Can you write out the whole listing exactly?

# start of Data rows

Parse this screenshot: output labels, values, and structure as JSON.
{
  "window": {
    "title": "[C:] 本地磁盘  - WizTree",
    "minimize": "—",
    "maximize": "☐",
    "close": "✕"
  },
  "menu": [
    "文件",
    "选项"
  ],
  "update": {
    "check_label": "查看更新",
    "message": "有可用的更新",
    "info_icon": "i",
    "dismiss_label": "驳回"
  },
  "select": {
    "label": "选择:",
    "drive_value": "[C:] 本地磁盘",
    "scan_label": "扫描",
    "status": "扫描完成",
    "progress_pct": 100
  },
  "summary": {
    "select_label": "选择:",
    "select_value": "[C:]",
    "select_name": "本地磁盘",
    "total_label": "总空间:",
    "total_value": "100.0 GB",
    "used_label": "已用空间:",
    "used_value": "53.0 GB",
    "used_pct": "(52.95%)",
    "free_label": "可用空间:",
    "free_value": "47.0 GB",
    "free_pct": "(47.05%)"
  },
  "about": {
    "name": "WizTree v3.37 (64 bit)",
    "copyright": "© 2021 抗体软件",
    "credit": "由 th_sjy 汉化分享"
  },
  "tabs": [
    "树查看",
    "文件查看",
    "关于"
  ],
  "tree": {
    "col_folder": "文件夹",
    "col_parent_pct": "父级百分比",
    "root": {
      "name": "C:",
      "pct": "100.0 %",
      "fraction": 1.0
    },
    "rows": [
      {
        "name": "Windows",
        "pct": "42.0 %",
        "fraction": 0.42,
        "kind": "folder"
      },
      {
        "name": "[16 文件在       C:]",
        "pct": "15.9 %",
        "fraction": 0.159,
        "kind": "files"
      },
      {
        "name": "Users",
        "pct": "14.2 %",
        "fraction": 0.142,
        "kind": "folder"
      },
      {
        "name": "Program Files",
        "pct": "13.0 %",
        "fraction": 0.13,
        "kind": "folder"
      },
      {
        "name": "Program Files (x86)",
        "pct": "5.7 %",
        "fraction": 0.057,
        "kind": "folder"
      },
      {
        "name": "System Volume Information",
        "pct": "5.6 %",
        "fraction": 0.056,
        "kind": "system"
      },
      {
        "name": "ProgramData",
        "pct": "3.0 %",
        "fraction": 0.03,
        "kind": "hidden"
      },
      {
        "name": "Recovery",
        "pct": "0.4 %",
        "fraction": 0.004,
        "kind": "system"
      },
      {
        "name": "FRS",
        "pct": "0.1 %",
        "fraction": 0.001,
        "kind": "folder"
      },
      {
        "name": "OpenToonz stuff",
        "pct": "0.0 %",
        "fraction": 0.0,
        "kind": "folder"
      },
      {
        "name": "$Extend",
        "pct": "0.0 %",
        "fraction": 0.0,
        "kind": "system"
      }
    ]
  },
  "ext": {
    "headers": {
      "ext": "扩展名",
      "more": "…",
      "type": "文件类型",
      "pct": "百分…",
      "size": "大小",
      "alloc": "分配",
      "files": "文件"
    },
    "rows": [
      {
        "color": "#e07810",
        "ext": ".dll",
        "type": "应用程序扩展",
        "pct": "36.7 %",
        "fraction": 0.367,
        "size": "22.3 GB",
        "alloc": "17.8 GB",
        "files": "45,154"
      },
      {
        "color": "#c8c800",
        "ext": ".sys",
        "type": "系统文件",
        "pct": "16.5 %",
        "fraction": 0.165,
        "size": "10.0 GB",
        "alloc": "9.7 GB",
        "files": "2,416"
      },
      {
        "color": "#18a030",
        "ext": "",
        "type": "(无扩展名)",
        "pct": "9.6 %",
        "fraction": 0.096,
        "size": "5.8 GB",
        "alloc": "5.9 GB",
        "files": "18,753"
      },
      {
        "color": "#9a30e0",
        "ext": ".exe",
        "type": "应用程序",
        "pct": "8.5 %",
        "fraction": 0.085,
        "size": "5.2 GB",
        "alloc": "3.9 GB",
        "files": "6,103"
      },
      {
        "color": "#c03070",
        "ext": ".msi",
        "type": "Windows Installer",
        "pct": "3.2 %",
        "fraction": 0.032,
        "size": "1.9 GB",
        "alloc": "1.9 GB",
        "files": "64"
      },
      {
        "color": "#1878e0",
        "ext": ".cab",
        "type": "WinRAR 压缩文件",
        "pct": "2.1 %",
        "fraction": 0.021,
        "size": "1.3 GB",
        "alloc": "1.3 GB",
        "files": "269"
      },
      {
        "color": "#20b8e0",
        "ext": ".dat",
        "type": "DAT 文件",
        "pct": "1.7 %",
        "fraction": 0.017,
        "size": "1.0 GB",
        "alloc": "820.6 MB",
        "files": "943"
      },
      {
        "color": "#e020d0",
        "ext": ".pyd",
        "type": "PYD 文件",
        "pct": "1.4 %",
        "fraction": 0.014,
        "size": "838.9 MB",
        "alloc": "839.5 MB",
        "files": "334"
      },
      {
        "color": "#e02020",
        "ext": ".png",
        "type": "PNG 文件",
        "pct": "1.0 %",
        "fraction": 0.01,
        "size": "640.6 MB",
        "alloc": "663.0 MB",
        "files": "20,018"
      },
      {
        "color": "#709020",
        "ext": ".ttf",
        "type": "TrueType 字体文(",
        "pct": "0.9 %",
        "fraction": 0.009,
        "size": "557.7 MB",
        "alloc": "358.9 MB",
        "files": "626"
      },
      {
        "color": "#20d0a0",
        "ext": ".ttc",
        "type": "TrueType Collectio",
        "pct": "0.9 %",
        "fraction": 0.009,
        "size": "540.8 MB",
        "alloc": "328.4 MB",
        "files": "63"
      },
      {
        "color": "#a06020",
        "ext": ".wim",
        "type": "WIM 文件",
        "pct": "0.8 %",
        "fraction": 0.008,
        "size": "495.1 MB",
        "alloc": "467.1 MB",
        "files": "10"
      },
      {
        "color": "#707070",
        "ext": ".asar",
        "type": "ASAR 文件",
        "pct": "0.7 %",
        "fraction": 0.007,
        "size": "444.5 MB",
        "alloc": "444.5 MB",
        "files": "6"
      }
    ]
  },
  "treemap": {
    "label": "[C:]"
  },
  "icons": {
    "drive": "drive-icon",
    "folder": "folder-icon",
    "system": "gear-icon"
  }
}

# end of Data rows

• _Exercise response_
Parse this screenshot: output labels, values, and structure as JSON.
{
  "window": {
    "title": "[C:] 本地磁盘  - WizTree",
    "minimize": "—",
    "maximize": "☐",
    "close": "✕"
  },
  "menu": [
    "文件",
    "选项"
  ],
  "update": {
    "check_label": "查看更新",
    "message": "有可用的更新",
    "info_icon": "i",
    "dismiss_label": "驳回"
  },
  "select": {
    "label": "选择:",
    "drive_value": "[C:] 本地磁盘",
    "scan_label": "扫描",
    "status": "扫描完成",
    "progress_pct": 100
  },
  "summary": {
    "select_label": "选择:",
    "select_value": "[C:]",
    "select_name": "本地磁盘",
    "total_label": "总空间:",
    "total_value": "100.0 GB",
    "used_label": "已用空间:",
    "used_value": "53.0 GB",
    "used_pct": "(52.95%)",
    "free_label": "可用空间:",
    "free_value": "47.0 GB",
    "free_pct": "(47.05%)"
  },
  "about": {
    "name": "WizTree v3.37 (64 bit)",
    "copyright": "© 2021 抗体软件",
    "credit": "由 th_sjy 汉化分享"
  },
  "tabs": [
    "树查看",
    "文件查看",
    "关于"
  ],
  "tree": {
    "col_folder": "文件夹",
    "col_parent_pct": "父级百分比",
    "root": {
      "name": "C:",
      "pct": "100.0 %",
      "fraction": 1.0
    },
    "rows": [
      {
        "name": "Windows",
        "pct": "42.0 %",
        "fraction": 0.42,
        "kind": "folder"
      },
      {
        "name": "[16 文件在       C:]",
        "pct": "15.9 %",
        "fraction": 0.159,
        "kind": "files"
      },
      {
        "name": "Users",
        "pct": "14.2 %",
        "fraction": 0.142,
        "kind": "folder"
      },
      {
        "name": "Program Files",
        "pct": "13.0 %",
        "fraction": 0.13,
        "kind": "folder"
      },
      {
        "name": "Program Files (x86)",
        "pct": "5.7 %",
        "fraction": 0.057,
        "kind": "folder"
      },
      {
        "name": "System Volume Information",
        "pct": "5.6 %",
        "fraction": 0.056,
        "kind": "system"
      },
      {
        "name": "ProgramData",
        "pct": "3.0 %",
        "fraction": 0.03,
        "kind": "hidden"
      },
      {
        "name": "Recovery",
        "pct": "0.4 %",
        "fraction": 0.004,
        "kind": "system"
      },
      {
        "name": "FRS",
        "pct": "0.1 %",
        "fraction": 0.001,
        "kind": "folder"
      },
      {
        "name": "OpenToonz stuff",
        "pct": "0.0 %",
        "fraction": 0.0,
        "kind": "folder"
      },
      {
        "name": "$Extend",
        "pct": "0.0 %",
        "fraction": 0.0,
        "kind": "system"
      }
    ]
  },
  "ext": {
    "headers": {
      "ext": "扩展名",
      "more": "…",
      "type": "文件类型",
      "pct": "百分…",
      "size": "大小",
      "alloc": "分配",
      "files": "文件"
    },
    "rows": [
      {
        "color": "#e07810",
        "ext": ".dll",
        "type": "应用程序扩展",
        "pct": "36.7 %",
        "fraction": 0.367,
        "size": "22.3 GB",
        "alloc": "17.8 GB",
        "files": "45,154"
      },
      {
        "color": "#c8c800",
        "ext": ".sys",
        "type": "系统文件",
        "pct": "16.5 %",
        "fraction": 0.165,
        "size": "10.0 GB",
        "alloc": "9.7 GB",
        "files": "2,416"
      },
      {
        "color": "#18a030",
        "ext": "",
        "type": "(无扩展名)",
        "pct": "9.6 %",
        "fraction": 0.096,
        "size": "5.8 GB",
        "alloc": "5.9 GB",
        "files": "18,753"
      },
      {
        "color": "#9a30e0",
        "ext": ".exe",
        "type": "应用程序",
        "pct": "8.5 %",
        "fraction": 0.085,
        "size": "5.2 GB",
        "alloc": "3.9 GB",
        "files": "6,103"
      },
      {
        "color": "#c03070",
        "ext": ".msi",
        "type": "Windows Installer",
        "pct": "3.2 %",
        "fraction": 0.032,
        "size": "1.9 GB",
        "alloc": "1.9 GB",
        "files": "64"
      },
      {
        "color": "#1878e0",
        "ext": ".cab",
        "type": "WinRAR 压缩文件",
        "pct": "2.1 %",
        "fraction": 0.021,
        "size": "1.3 GB",
        "alloc": "1.3 GB",
        "files": "269"
      },
      {
        "color": "#20b8e0",
        "ext": ".dat",
        "type": "DAT 文件",
        "pct": "1.7 %",
        "fraction": 0.017,
        "size": "1.0 GB",
        "alloc": "820.6 MB",
        "files": "943"
      },
      {
        "color": "#e020d0",
        "ext": ".pyd",
        "type": "PYD 文件",
        "pct": "1.4 %",
        "fraction": 0.014,
        "size": "838.9 MB",
        "alloc": "839.5 MB",
        "files": "334"
      },
      {
        "color": "#e02020",
        "ext": ".png",
        "type": "PNG 文件",
        "pct": "1.0 %",
        "fraction": 0.01,
        "size": "640.6 MB",
        "alloc": "663.0 MB",
        "files": "20,018"
      },
      {
        "color": "#709020",
        "ext": ".ttf",
        "type": "TrueType 字体文(",
        "pct": "0.9 %",
        "fraction": 0.009,
        "size": "557.7 MB",
        "alloc": "358.9 MB",
        "files": "626"
      },
      {
        "color": "#20d0a0",
        "ext": ".ttc",
        "type": "TrueType Collectio",
        "pct": "0.9 %",
        "fraction": 0.009,
        "size": "540.8 MB",
        "alloc": "328.4 MB",
        "files": "63"
      },
      {
        "color": "#a06020",
        "ext": ".wim",
        "type": "WIM 文件",
        "pct": "0.8 %",
        "fraction": 0.008,
        "size": "495.1 MB",
        "alloc": "467.1 MB",
        "files": "10"
      },
      {
        "color": "#707070",
        "ext": ".asar",
        "type": "ASAR 文件",
        "pct": "0.7 %",
        "fraction": 0.007,
        "size": "444.5 MB",
        "alloc": "444.5 MB",
        "files": "6"
      }
    ]
  },
  "treemap": {
    "label": "[C:]"
  },
  "icons": {
    "drive": "drive-icon",
    "folder": "folder-icon",
    "system": "gear-icon"
  }
}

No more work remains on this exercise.